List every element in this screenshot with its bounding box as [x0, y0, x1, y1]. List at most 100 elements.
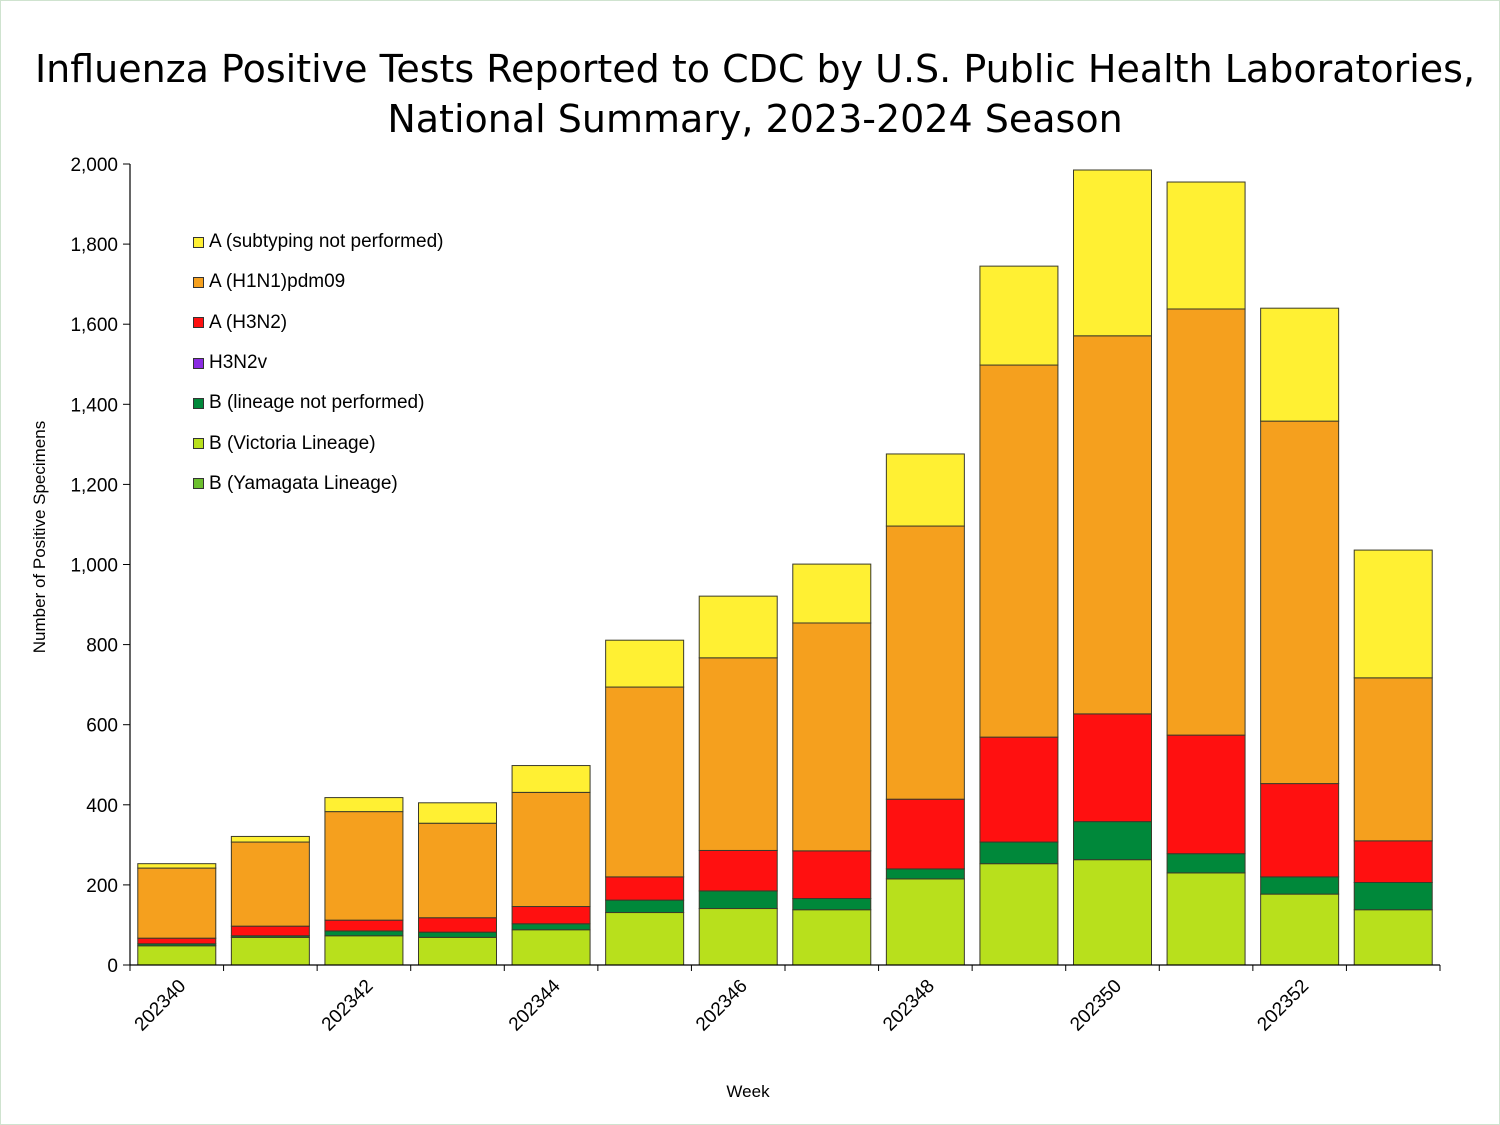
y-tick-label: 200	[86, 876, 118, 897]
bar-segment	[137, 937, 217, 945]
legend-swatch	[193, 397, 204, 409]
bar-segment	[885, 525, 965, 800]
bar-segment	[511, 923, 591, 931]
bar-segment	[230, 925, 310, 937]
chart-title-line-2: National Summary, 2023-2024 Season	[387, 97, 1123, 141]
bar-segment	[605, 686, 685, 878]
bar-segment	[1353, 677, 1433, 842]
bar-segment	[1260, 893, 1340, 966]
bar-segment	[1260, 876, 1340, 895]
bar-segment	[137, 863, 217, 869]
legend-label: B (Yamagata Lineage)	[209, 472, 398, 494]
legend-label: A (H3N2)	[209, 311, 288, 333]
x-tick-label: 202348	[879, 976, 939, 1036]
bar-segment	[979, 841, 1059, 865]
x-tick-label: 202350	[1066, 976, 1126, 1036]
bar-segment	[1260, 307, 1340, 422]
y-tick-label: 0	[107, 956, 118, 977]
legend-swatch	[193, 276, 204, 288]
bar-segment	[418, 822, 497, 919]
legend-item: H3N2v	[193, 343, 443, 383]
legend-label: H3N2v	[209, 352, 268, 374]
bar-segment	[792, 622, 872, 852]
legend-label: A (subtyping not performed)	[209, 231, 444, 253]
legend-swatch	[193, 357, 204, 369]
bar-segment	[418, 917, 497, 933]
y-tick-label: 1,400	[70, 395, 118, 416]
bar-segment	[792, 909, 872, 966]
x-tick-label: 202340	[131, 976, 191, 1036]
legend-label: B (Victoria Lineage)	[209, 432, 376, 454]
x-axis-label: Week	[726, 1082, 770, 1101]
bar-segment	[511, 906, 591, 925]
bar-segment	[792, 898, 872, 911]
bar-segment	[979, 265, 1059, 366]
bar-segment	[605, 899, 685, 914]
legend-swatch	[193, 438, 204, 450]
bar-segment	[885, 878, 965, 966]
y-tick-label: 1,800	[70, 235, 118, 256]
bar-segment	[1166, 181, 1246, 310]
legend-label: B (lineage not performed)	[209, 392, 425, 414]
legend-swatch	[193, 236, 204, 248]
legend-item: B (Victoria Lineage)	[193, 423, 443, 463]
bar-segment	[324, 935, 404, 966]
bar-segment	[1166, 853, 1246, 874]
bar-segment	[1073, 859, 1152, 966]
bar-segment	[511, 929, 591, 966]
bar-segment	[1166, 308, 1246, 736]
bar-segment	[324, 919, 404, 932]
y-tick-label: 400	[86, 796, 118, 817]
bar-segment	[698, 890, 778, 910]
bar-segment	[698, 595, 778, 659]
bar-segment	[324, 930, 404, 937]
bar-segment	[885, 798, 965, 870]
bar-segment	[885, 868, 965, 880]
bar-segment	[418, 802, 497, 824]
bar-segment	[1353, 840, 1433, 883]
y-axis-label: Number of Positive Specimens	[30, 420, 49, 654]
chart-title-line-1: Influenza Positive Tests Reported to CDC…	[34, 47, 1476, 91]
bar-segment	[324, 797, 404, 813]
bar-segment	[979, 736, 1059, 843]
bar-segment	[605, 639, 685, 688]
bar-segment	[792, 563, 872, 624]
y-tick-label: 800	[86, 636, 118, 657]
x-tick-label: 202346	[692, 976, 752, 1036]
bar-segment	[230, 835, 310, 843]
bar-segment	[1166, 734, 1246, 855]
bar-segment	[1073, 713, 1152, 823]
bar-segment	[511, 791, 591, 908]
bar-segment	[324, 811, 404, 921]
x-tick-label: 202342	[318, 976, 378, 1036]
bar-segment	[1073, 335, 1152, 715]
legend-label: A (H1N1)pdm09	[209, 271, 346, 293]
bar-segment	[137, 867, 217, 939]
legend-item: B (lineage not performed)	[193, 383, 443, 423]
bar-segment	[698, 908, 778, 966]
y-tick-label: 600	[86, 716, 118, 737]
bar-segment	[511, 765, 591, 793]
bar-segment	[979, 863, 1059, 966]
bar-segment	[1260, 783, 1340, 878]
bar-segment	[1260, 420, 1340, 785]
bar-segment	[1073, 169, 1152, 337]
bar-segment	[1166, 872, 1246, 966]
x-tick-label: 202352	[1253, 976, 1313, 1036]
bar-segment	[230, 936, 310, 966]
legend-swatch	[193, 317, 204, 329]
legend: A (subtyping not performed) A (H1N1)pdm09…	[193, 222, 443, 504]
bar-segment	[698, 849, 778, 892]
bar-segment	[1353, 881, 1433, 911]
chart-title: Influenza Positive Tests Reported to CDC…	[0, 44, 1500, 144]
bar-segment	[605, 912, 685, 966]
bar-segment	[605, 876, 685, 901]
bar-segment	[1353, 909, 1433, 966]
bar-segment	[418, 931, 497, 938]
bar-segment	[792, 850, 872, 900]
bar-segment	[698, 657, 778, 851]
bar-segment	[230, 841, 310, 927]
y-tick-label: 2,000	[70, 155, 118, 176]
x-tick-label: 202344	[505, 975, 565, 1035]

────────────────────

Print every row above again line for line, leaving out the picture.

List every element in this screenshot with its bounding box as [x0, y0, x1, y1]. List at most 100 elements.
y-tick-label: 200	[86, 876, 118, 897]
bar-segment	[137, 937, 217, 945]
legend-swatch	[193, 397, 204, 409]
bar-segment	[885, 525, 965, 800]
bar-segment	[511, 923, 591, 931]
bar-segment	[230, 925, 310, 937]
chart-title-line-2: National Summary, 2023-2024 Season	[387, 97, 1123, 141]
bar-segment	[605, 686, 685, 878]
bar-segment	[1353, 677, 1433, 842]
bar-segment	[1260, 893, 1340, 966]
bar-segment	[1260, 876, 1340, 895]
bar-segment	[137, 863, 217, 869]
legend-label: B (Yamagata Lineage)	[209, 472, 398, 494]
legend-label: A (H3N2)	[209, 311, 288, 333]
x-tick-label: 202348	[879, 976, 939, 1036]
bar-segment	[979, 841, 1059, 865]
x-tick-label: 202350	[1066, 976, 1126, 1036]
bar-segment	[1260, 307, 1340, 422]
y-tick-label: 0	[107, 956, 118, 977]
legend-swatch	[193, 276, 204, 288]
bar-segment	[418, 822, 497, 919]
legend-item: H3N2v	[193, 343, 443, 383]
legend-label: H3N2v	[209, 352, 268, 374]
bar-segment	[792, 622, 872, 852]
legend-label: A (subtyping not performed)	[209, 231, 444, 253]
legend-swatch	[193, 357, 204, 369]
bar-segment	[418, 917, 497, 933]
y-tick-label: 1,400	[70, 395, 118, 416]
bar-segment	[792, 909, 872, 966]
x-tick-label: 202340	[131, 976, 191, 1036]
legend-label: B (Victoria Lineage)	[209, 432, 376, 454]
x-axis-label: Week	[726, 1082, 770, 1101]
bar-segment	[511, 906, 591, 925]
bar-segment	[792, 898, 872, 911]
bar-segment	[979, 265, 1059, 366]
bar-segment	[605, 899, 685, 914]
legend-swatch	[193, 438, 204, 450]
bar-segment	[885, 878, 965, 966]
y-tick-label: 1,800	[70, 235, 118, 256]
bar-segment	[1166, 181, 1246, 310]
legend-label: B (lineage not performed)	[209, 392, 425, 414]
legend-swatch	[193, 236, 204, 248]
legend-item: B (Victoria Lineage)	[193, 423, 443, 463]
bar-segment	[324, 935, 404, 966]
bar-segment	[1166, 853, 1246, 874]
bar-segment	[1073, 859, 1152, 966]
bar-segment	[511, 929, 591, 966]
bar-segment	[1166, 308, 1246, 736]
bar-segment	[324, 919, 404, 932]
y-tick-label: 400	[86, 796, 118, 817]
bar-segment	[698, 890, 778, 910]
bar-segment	[698, 595, 778, 659]
bar-segment	[324, 930, 404, 937]
bar-segment	[885, 798, 965, 870]
bar-segment	[885, 868, 965, 880]
bar-segment	[418, 802, 497, 824]
bar-segment	[1353, 840, 1433, 883]
y-axis-label: Number of Positive Specimens	[30, 420, 49, 654]
chart-title-line-1: Influenza Positive Tests Reported to CDC…	[34, 47, 1476, 91]
bar-segment	[324, 797, 404, 813]
bar-segment	[979, 736, 1059, 843]
bar-segment	[605, 639, 685, 688]
bar-segment	[792, 563, 872, 624]
y-tick-label: 800	[86, 636, 118, 657]
x-tick-label: 202346	[692, 976, 752, 1036]
bar-segment	[230, 835, 310, 843]
bar-segment	[1166, 734, 1246, 855]
bar-segment	[1073, 713, 1152, 823]
bar-segment	[511, 791, 591, 908]
bar-segment	[324, 811, 404, 921]
x-tick-label: 202342	[318, 976, 378, 1036]
bar-segment	[1073, 335, 1152, 715]
legend-label: A (H1N1)pdm09	[209, 271, 346, 293]
bar-segment	[137, 867, 217, 939]
legend-item: B (lineage not performed)	[193, 383, 443, 423]
bar-segment	[698, 908, 778, 966]
y-tick-label: 600	[86, 716, 118, 737]
bar-segment	[511, 765, 591, 793]
bar-segment	[979, 863, 1059, 966]
bar-segment	[1260, 783, 1340, 878]
bar-segment	[1260, 420, 1340, 785]
bar-segment	[1073, 169, 1152, 337]
bar-segment	[1166, 872, 1246, 966]
x-tick-label: 202352	[1253, 976, 1313, 1036]
bar-segment	[230, 936, 310, 966]
legend-swatch	[193, 317, 204, 329]
legend: A (subtyping not performed) A (H1N1)pdm09…	[193, 222, 443, 504]
bar-segment	[698, 849, 778, 892]
bar-segment	[1353, 881, 1433, 911]
chart-title: Influenza Positive Tests Reported to CDC…	[0, 44, 1500, 144]
bar-segment	[605, 912, 685, 966]
bar-segment	[605, 876, 685, 901]
bar-segment	[1353, 909, 1433, 966]
bar-segment	[418, 931, 497, 938]
bar-segment	[792, 850, 872, 900]
bar-segment	[698, 657, 778, 851]
bar-segment	[230, 841, 310, 927]
y-tick-label: 2,000	[70, 155, 118, 176]
x-tick-label: 202344	[505, 975, 565, 1035]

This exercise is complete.